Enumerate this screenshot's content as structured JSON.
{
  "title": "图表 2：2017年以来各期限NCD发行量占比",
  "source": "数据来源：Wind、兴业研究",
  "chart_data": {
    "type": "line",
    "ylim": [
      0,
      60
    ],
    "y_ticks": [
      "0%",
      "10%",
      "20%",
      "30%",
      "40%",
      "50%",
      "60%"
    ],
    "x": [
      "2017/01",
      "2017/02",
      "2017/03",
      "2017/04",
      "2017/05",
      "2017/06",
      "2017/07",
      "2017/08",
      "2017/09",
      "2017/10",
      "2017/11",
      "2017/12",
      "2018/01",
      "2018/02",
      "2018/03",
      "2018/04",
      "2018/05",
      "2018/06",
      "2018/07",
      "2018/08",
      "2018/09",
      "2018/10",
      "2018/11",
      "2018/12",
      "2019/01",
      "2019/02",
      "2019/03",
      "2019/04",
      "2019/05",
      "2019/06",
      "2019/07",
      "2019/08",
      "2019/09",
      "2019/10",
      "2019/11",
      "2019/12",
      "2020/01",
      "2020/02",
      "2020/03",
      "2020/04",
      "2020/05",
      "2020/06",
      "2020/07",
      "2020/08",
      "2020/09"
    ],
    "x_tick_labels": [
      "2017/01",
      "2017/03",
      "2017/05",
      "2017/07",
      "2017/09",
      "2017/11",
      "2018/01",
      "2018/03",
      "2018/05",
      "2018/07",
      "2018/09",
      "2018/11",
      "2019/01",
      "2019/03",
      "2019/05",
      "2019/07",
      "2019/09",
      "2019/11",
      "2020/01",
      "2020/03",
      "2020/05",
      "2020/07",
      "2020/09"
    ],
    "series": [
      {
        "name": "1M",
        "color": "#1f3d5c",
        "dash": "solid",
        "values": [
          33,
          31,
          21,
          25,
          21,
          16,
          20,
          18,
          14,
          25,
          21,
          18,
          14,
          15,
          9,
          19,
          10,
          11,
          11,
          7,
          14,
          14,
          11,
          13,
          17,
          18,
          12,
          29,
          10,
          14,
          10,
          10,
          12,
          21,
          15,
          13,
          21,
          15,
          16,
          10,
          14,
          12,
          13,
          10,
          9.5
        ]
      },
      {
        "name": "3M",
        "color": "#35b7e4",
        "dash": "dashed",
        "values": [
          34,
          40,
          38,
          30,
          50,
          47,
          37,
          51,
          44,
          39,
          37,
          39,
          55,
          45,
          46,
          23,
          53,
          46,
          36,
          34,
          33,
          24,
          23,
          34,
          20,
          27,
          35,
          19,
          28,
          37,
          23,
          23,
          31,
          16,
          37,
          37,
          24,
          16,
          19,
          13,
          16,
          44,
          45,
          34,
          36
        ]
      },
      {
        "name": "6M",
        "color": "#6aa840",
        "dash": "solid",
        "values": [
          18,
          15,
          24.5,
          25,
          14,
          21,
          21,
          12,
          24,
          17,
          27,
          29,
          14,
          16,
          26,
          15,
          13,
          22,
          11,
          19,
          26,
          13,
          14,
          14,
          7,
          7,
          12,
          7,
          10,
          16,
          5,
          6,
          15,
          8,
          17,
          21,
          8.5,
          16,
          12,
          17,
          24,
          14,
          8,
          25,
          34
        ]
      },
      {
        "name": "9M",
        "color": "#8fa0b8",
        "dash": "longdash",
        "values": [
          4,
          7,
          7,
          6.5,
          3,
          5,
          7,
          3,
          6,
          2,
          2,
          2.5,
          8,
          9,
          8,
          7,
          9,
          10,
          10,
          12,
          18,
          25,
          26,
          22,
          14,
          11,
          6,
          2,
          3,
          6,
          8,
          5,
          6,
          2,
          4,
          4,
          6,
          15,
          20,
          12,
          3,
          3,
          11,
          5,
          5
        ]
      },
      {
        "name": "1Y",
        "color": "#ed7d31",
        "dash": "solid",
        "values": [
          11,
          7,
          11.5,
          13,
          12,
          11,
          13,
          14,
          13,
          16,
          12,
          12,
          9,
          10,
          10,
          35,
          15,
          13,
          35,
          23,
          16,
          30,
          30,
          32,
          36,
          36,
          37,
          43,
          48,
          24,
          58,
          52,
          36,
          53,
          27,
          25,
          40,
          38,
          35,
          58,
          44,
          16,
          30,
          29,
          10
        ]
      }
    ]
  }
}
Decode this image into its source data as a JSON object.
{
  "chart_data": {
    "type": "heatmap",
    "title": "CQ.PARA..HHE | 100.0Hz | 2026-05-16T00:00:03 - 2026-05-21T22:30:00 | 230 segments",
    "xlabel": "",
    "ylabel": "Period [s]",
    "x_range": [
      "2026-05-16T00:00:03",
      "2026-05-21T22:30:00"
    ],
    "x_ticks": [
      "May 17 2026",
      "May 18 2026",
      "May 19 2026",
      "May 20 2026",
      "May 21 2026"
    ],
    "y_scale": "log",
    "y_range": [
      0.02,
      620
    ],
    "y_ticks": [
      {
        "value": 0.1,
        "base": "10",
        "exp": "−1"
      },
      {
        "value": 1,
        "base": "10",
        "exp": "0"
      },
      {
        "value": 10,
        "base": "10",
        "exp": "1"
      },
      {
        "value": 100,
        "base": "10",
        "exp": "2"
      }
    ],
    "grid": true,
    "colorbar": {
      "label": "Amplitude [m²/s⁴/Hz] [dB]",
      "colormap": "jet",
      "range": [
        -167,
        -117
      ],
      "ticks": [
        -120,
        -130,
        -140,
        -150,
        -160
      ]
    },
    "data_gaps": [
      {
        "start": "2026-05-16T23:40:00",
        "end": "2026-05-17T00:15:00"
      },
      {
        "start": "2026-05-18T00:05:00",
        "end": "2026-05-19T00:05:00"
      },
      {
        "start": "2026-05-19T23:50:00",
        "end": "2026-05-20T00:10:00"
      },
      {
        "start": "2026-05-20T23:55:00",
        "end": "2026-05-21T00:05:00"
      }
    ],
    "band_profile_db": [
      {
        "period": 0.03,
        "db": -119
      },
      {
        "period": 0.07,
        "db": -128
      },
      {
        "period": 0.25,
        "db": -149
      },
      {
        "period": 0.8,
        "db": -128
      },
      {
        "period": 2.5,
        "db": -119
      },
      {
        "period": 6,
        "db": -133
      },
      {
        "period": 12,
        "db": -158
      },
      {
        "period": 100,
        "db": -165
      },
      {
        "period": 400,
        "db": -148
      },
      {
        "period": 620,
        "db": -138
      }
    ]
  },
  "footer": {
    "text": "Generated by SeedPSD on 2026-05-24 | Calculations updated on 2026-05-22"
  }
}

============================================================

Copy every line of the entries above in which "title" occurs.

  "title": "图表 2：2017年以来各期限NCD发行量占比",
    "title": "CQ.PARA..HHE | 100.0Hz | 2026-05-16T00:00:03 - 2026-05-21T22:30:00 | 230 segments",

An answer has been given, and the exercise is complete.